#### Instructions for the task
In the material below, identify each line bearing the word "frac". Reproduce those lines.
──────── Working data ────────
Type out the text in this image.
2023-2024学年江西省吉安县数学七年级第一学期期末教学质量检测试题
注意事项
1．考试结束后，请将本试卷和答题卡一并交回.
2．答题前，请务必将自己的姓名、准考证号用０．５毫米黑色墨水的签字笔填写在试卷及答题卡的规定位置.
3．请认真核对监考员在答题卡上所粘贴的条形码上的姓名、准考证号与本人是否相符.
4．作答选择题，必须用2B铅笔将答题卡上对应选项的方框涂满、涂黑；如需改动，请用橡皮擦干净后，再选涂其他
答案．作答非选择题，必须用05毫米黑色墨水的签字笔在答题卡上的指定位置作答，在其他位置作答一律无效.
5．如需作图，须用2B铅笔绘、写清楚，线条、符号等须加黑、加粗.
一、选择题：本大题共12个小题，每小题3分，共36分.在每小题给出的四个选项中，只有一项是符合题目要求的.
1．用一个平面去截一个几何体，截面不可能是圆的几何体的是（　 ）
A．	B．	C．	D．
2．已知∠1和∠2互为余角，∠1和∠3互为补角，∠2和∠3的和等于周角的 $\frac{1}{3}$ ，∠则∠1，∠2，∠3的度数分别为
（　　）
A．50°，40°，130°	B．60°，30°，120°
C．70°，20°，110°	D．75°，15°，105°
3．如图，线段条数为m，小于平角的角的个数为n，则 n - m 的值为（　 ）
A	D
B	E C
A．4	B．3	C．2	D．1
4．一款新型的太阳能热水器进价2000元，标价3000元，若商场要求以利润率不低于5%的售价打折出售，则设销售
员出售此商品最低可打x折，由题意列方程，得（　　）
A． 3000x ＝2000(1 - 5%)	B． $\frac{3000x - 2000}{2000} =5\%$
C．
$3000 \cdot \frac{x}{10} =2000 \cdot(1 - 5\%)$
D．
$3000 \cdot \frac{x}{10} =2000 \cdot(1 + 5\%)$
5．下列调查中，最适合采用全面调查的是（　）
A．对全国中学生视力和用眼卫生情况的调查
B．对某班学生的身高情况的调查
────────
#### Response to this task
2．已知∠1和∠2互为余角，∠1和∠3互为补角，∠2和∠3的和等于周角的 $\frac{1}{3}$ ，∠则∠1，∠2，∠3的度数分别为
A． 3000x ＝2000(1 - 5%)	B． $\frac{3000x - 2000}{2000} =5\%$
$3000 \cdot \frac{x}{10} =2000 \cdot(1 - 5\%)$
$3000 \cdot \frac{x}{10} =2000 \cdot(1 + 5\%)$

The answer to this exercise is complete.